━━━ EXERCISE DATA ━━━

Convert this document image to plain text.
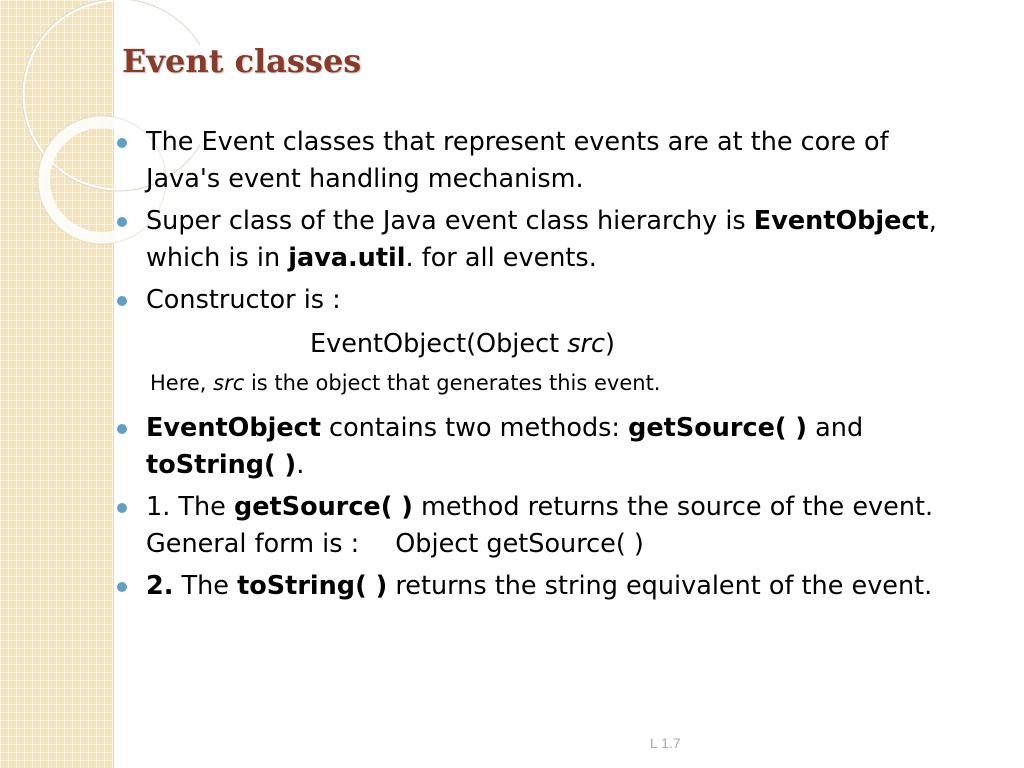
Event classes
The Event classes that represent events are at the core of
Java's event handling mechanism.
Super class of the Java event class hierarchy is EventObject,
which is in java.util. for all events.
Constructor is :
EventObject(Object src)
Here, src is the object that generates this event.
EventObject contains two methods: getSource( ) and
toString( ).
1. The getSource( ) method returns the source of the event.
General form is : Object getSource( )
2. The toString( ) returns the string equivalent of the event.
L 1.7
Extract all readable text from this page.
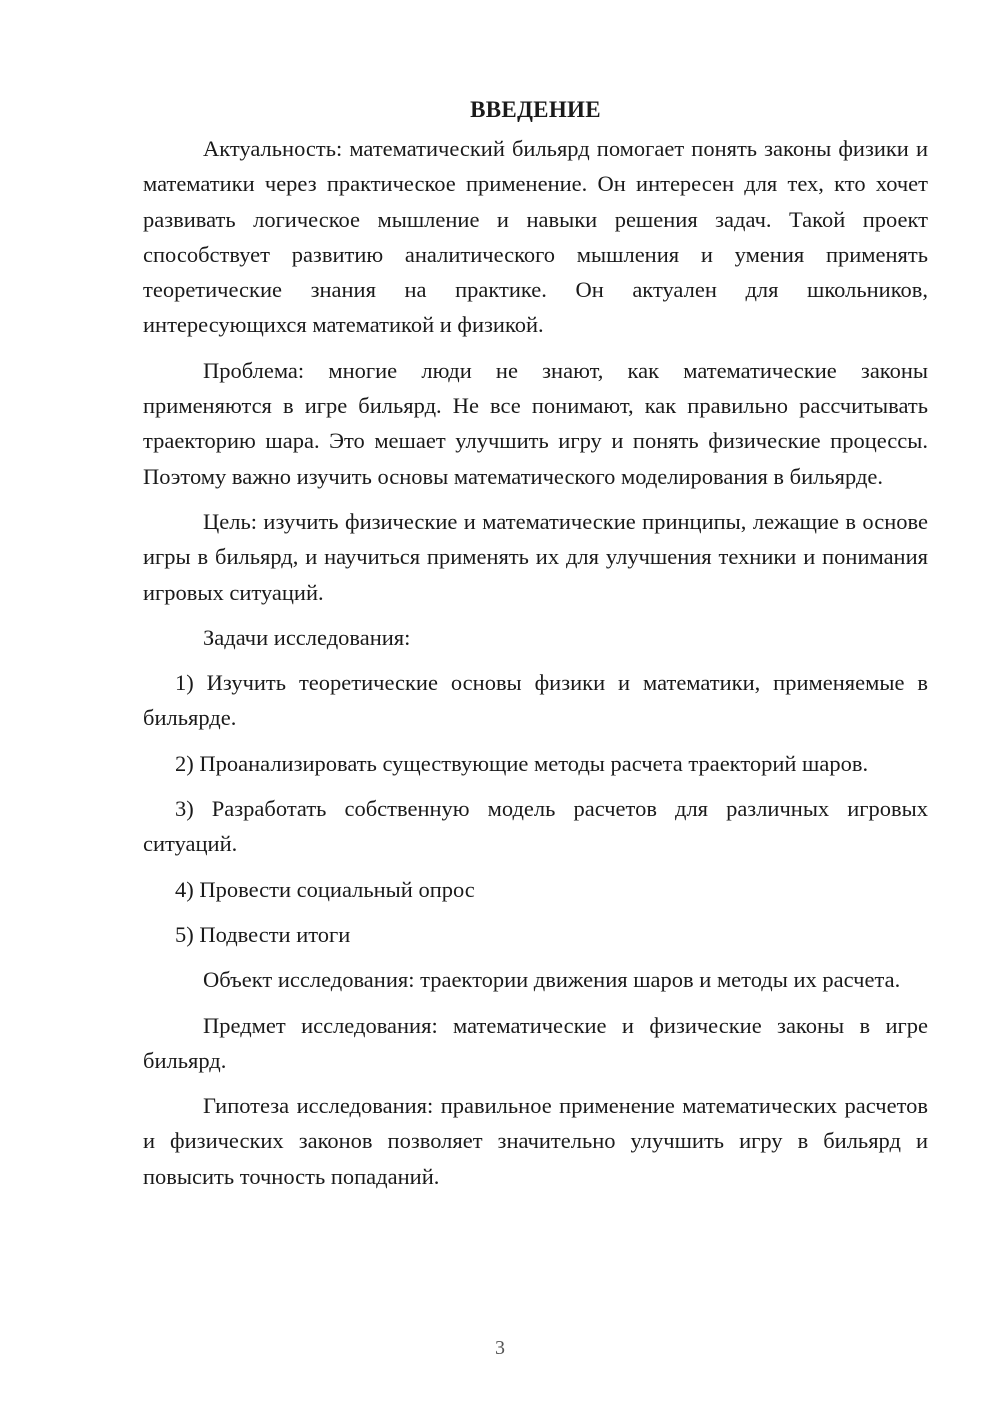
ВВЕДЕНИЕ

Актуальность: математический бильярд помогает понять законы физики и математики через практическое применение. Он интересен для тех, кто хочет развивать логическое мышление и навыки решения задач. Такой проект способствует развитию аналитического мышления и умения применять теоретические знания на практике. Он актуален для школьников, интересующихся математикой и физикой.

Проблема: многие люди не знают, как математические законы применяются в игре бильярд. Не все понимают, как правильно рассчитывать траекторию шара. Это мешает улучшить игру и понять физические процессы. Поэтому важно изучить основы математического моделирования в бильярде.

Цель: изучить физические и математические принципы, лежащие в основе игры в бильярд, и научиться применять их для улучшения техники и понимания игровых ситуаций.

Задачи исследования:

1) Изучить теоретические основы физики и математики, применяемые в бильярде.

2) Проанализировать существующие методы расчета траекторий шаров.

3) Разработать собственную модель расчетов для различных игровых ситуаций.

4) Провести социальный опрос

5) Подвести итоги

Объект исследования: траектории движения шаров и методы их расчета.

Предмет исследования: математические и физические законы в игре бильярд.

Гипотеза исследования: правильное применение математических расчетов и физических законов позволяет значительно улучшить игру в бильярд и повысить точность попаданий.

3
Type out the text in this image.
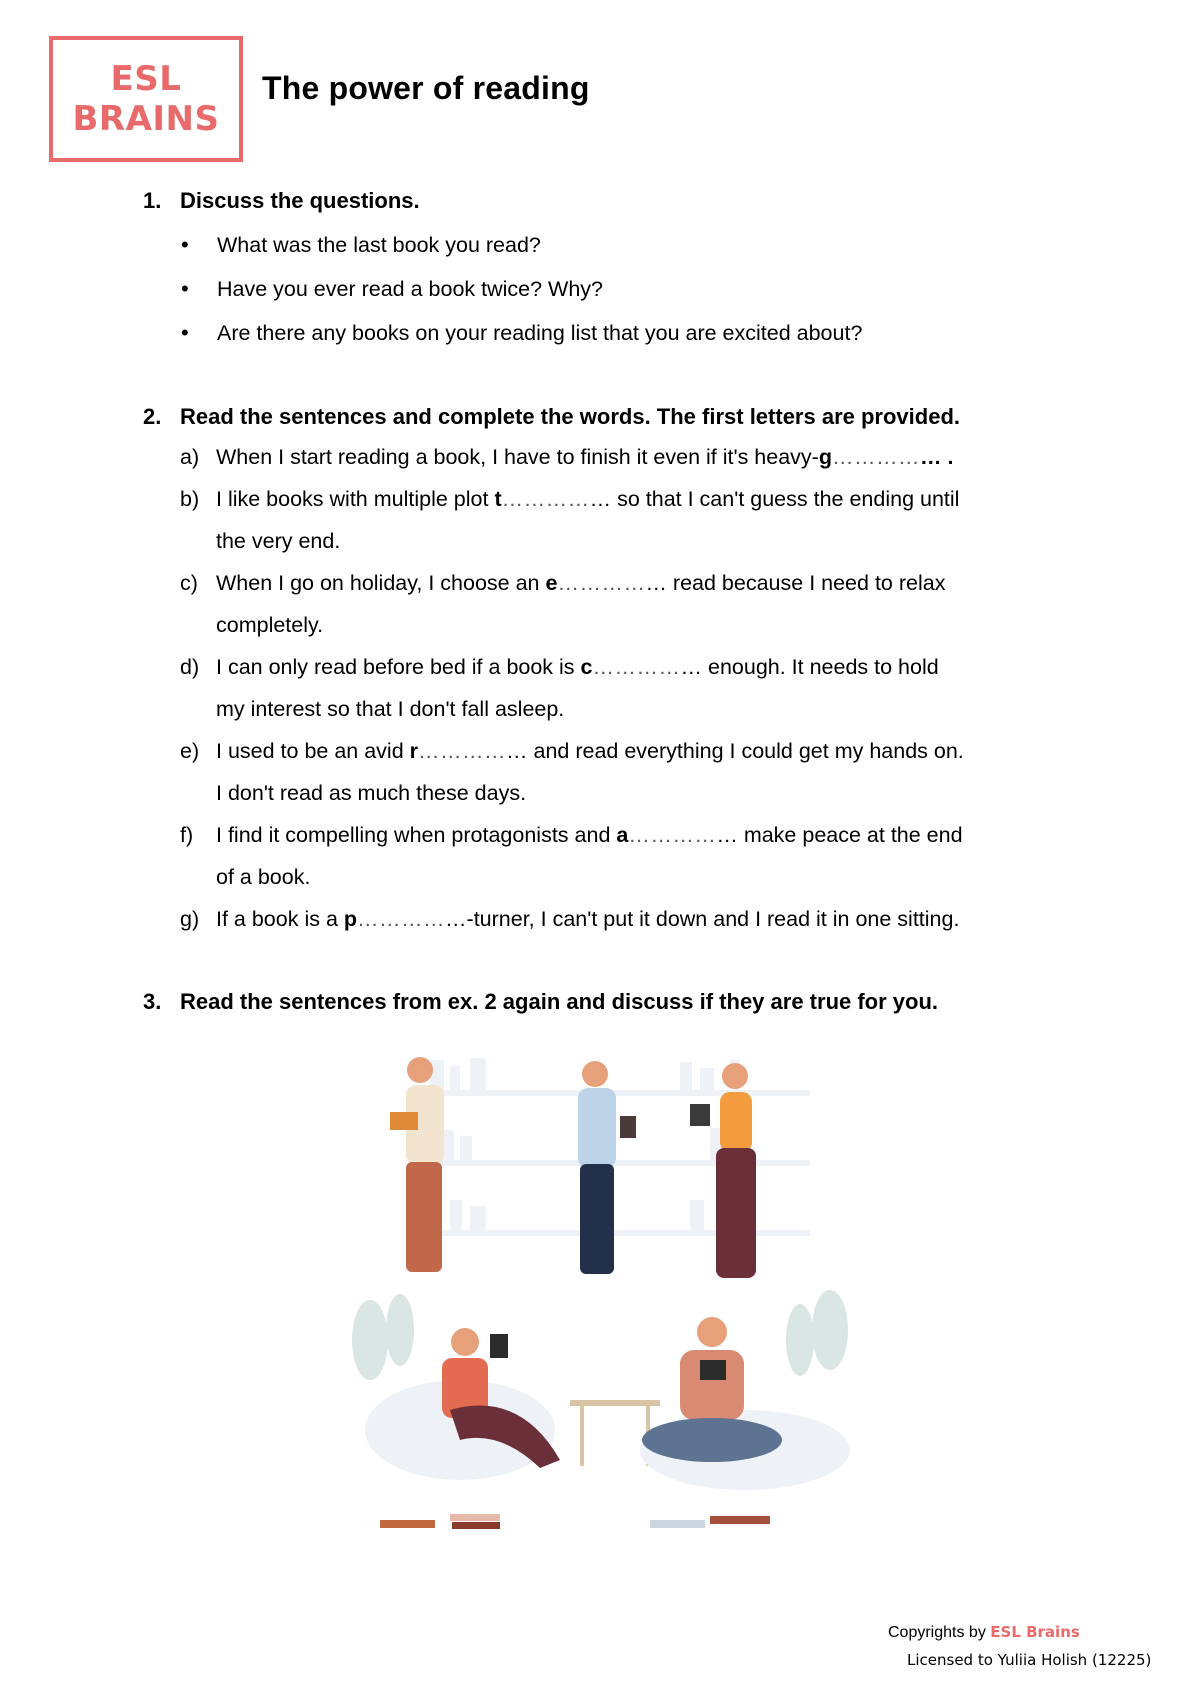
ESL
BRAINS
The power of reading
1. Discuss the questions.
• What was the last book you read?
• Have you ever read a book twice? Why?
• Are there any books on your reading list that you are excited about?
2. Read the sentences and complete the words. The first letters are provided.
a) When I start reading a book, I have to finish it even if it's heavy-g…………… .
b) I like books with multiple plot t…………… so that I can't guess the ending until
the very end.
c) When I go on holiday, I choose an e…………… read because I need to relax
completely.
d) I can only read before bed if a book is c…………… enough. It needs to hold
my interest so that I don't fall asleep.
e) I used to be an avid r…………… and read everything I could get my hands on.
I don't read as much these days.
f) I find it compelling when protagonists and a…………… make peace at the end
of a book.
g) If a book is a p……………-turner, I can't put it down and I read it in one sitting.
3. Read the sentences from ex. 2 again and discuss if they are true for you.
Copyrights by ESL Brains
Licensed to Yuliia Holish (12225)
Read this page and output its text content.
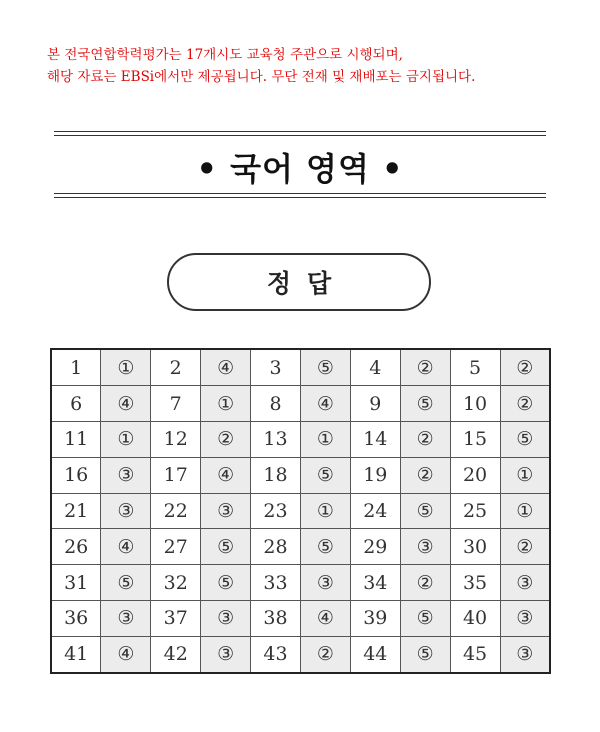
본 전국연합학력평가는 17개시도 교육청 주관으로 시행되며,
해당 자료는 EBSi에서만 제공됩니다. 무단 전재 및 재배포는 금지됩니다.
• 국어 영역 •
정답
1	①	2	④	3	⑤	4	②	5	②
6	④	7	①	8	④	9	⑤	10	②
11	①	12	②	13	①	14	②	15	⑤
16	③	17	④	18	⑤	19	②	20	①
21	③	22	③	23	①	24	⑤	25	①
26	④	27	⑤	28	⑤	29	③	30	②
31	⑤	32	⑤	33	③	34	②	35	③
36	③	37	③	38	④	39	⑤	40	③
41	④	42	③	43	②	44	⑤	45	③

━━━

## WHAT IS ASKED
Take the listing above and print it exactly, apart from the pictures.

## EXERCISE RESULT
Convert this document image to plain text.
Event classes
The Event classes that represent events are at the core of
Java's event handling mechanism.
Super class of the Java event class hierarchy is EventObject,
which is in java.util. for all events.
Constructor is :
EventObject(Object src)
Here, src is the object that generates this event.
EventObject contains two methods: getSource( ) and
toString( ).
1. The getSource( ) method returns the source of the event.
General form is : Object getSource( )
2. The toString( ) returns the string equivalent of the event.
L 1.7
Extract all readable text from this page.
ВВЕДЕНИЕ

Актуальность: математический бильярд помогает понять законы физики и математики через практическое применение. Он интересен для тех, кто хочет развивать логическое мышление и навыки решения задач. Такой проект способствует развитию аналитического мышления и умения применять теоретические знания на практике. Он актуален для школьников, интересующихся математикой и физикой.

Проблема: многие люди не знают, как математические законы применяются в игре бильярд. Не все понимают, как правильно рассчитывать траекторию шара. Это мешает улучшить игру и понять физические процессы. Поэтому важно изучить основы математического моделирования в бильярде.

Цель: изучить физические и математические принципы, лежащие в основе игры в бильярд, и научиться применять их для улучшения техники и понимания игровых ситуаций.

Задачи исследования:

1) Изучить теоретические основы физики и математики, применяемые в бильярде.

2) Проанализировать существующие методы расчета траекторий шаров.

3) Разработать собственную модель расчетов для различных игровых ситуаций.

4) Провести социальный опрос

5) Подвести итоги

Объект исследования: траектории движения шаров и методы их расчета.

Предмет исследования: математические и физические законы в игре бильярд.

Гипотеза исследования: правильное применение математических расчетов и физических законов позволяет значительно улучшить игру в бильярд и повысить точность попаданий.

3
Type out the text in this image.
ESL
BRAINS
The power of reading
1. Discuss the questions.
• What was the last book you read?
• Have you ever read a book twice? Why?
• Are there any books on your reading list that you are excited about?
2. Read the sentences and complete the words. The first letters are provided.
a) When I start reading a book, I have to finish it even if it's heavy-g…………… .
b) I like books with multiple plot t…………… so that I can't guess the ending until
the very end.
c) When I go on holiday, I choose an e…………… read because I need to relax
completely.
d) I can only read before bed if a book is c…………… enough. It needs to hold
my interest so that I don't fall asleep.
e) I used to be an avid r…………… and read everything I could get my hands on.
I don't read as much these days.
f) I find it compelling when protagonists and a…………… make peace at the end
of a book.
g) If a book is a p……………-turner, I can't put it down and I read it in one sitting.
3. Read the sentences from ex. 2 again and discuss if they are true for you.
Copyrights by ESL Brains
Licensed to Yuliia Holish (12225)
Read this page and output its text content.
본 전국연합학력평가는 17개시도 교육청 주관으로 시행되며,
해당 자료는 EBSi에서만 제공됩니다. 무단 전재 및 재배포는 금지됩니다.
• 국어 영역 •
정답
1	①	2	④	3	⑤	4	②	5	②
6	④	7	①	8	④	9	⑤	10	②
11	①	12	②	13	①	14	②	15	⑤
16	③	17	④	18	⑤	19	②	20	①
21	③	22	③	23	①	24	⑤	25	①
26	④	27	⑤	28	⑤	29	③	30	②
31	⑤	32	⑤	33	③	34	②	35	③
36	③	37	③	38	④	39	⑤	40	③
41	④	42	③	43	②	44	⑤	45	③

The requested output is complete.